• _Objective_: Search the data for the word "name" and copy every line that contains it.

╭──

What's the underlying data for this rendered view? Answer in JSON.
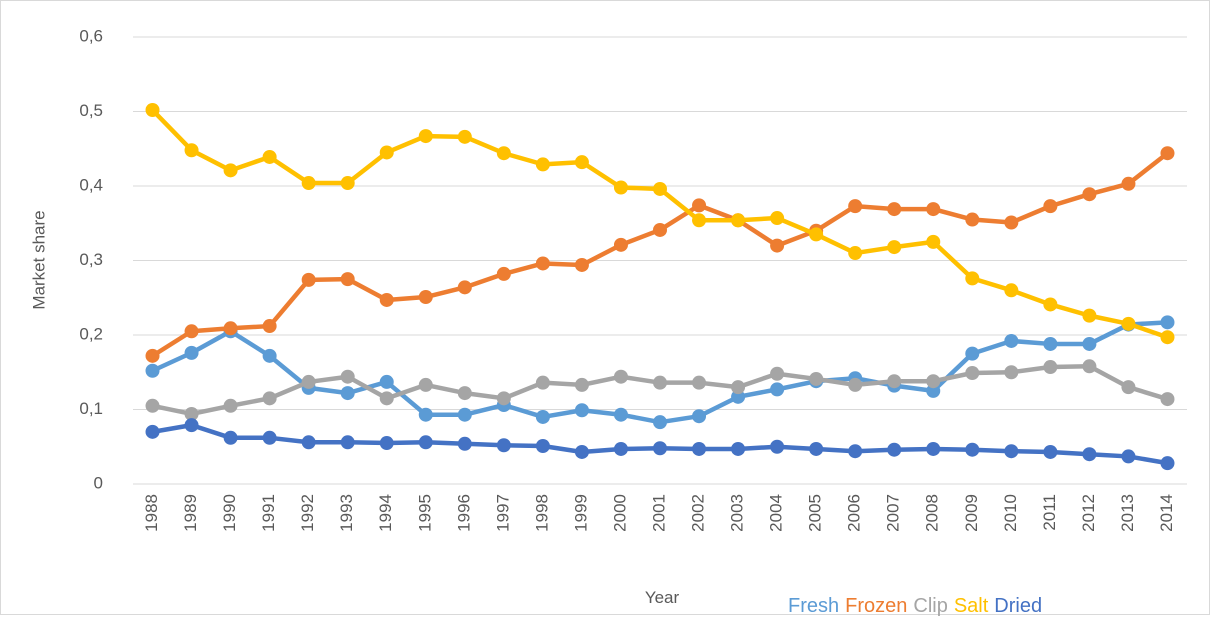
{
  "chart_data": {
    "type": "line",
    "y_label": "Market share",
    "x_label": "Year",
    "categories": [
      "1988",
      "1989",
      "1990",
      "1991",
      "1992",
      "1993",
      "1994",
      "1995",
      "1996",
      "1997",
      "1998",
      "1999",
      "2000",
      "2001",
      "2002",
      "2003",
      "2004",
      "2005",
      "2006",
      "2007",
      "2008",
      "2009",
      "2010",
      "2011",
      "2012",
      "2013",
      "2014"
    ],
    "series": [
      {
        "name": "Fresh",
        "color": "#5b9bd5",
        "values": [
          0.152,
          0.176,
          0.205,
          0.172,
          0.129,
          0.122,
          0.137,
          0.093,
          0.093,
          0.106,
          0.09,
          0.099,
          0.093,
          0.083,
          0.091,
          0.117,
          0.127,
          0.138,
          0.142,
          0.132,
          0.125,
          0.175,
          0.192,
          0.188,
          0.188,
          0.214,
          0.217
        ]
      },
      {
        "name": "Frozen",
        "color": "#ed7d31",
        "values": [
          0.172,
          0.205,
          0.209,
          0.212,
          0.274,
          0.275,
          0.247,
          0.251,
          0.264,
          0.282,
          0.296,
          0.294,
          0.321,
          0.341,
          0.374,
          0.354,
          0.32,
          0.34,
          0.373,
          0.369,
          0.369,
          0.355,
          0.351,
          0.373,
          0.389,
          0.403,
          0.444
        ]
      },
      {
        "name": "Clip",
        "color": "#a5a5a5",
        "values": [
          0.105,
          0.094,
          0.105,
          0.115,
          0.137,
          0.144,
          0.115,
          0.133,
          0.122,
          0.115,
          0.136,
          0.133,
          0.144,
          0.136,
          0.136,
          0.13,
          0.148,
          0.141,
          0.133,
          0.138,
          0.138,
          0.149,
          0.15,
          0.157,
          0.158,
          0.13,
          0.114
        ]
      },
      {
        "name": "Salt",
        "color": "#ffc000",
        "values": [
          0.502,
          0.448,
          0.421,
          0.439,
          0.404,
          0.404,
          0.445,
          0.467,
          0.466,
          0.444,
          0.429,
          0.432,
          0.398,
          0.396,
          0.354,
          0.354,
          0.357,
          0.335,
          0.31,
          0.318,
          0.325,
          0.276,
          0.26,
          0.241,
          0.226,
          0.215,
          0.197
        ]
      },
      {
        "name": "Dried",
        "color": "#4472c4",
        "values": [
          0.07,
          0.079,
          0.062,
          0.062,
          0.056,
          0.056,
          0.055,
          0.056,
          0.054,
          0.052,
          0.051,
          0.043,
          0.047,
          0.048,
          0.047,
          0.047,
          0.05,
          0.047,
          0.044,
          0.046,
          0.047,
          0.046,
          0.044,
          0.043,
          0.04,
          0.037,
          0.028
        ]
      }
    ],
    "ylim": [
      0,
      0.6
    ],
    "yticks": [
      0,
      {
        "value": 0.1,
        "label": "0,1"
      },
      {
        "value": 0.2,
        "label": "0,2"
      },
      {
        "value": 0.3,
        "label": "0,3"
      },
      {
        "value": 0.4,
        "label": "0,4"
      },
      {
        "value": 0.5,
        "label": "0,5"
      },
      {
        "value": 0.6,
        "label": "0,6"
      }
    ],
    "grid": true
  }
}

╰──

• _Output for this task_:
        "name": "Fresh",
        "name": "Frozen",
        "name": "Clip",
        "name": "Salt",
        "name": "Dried",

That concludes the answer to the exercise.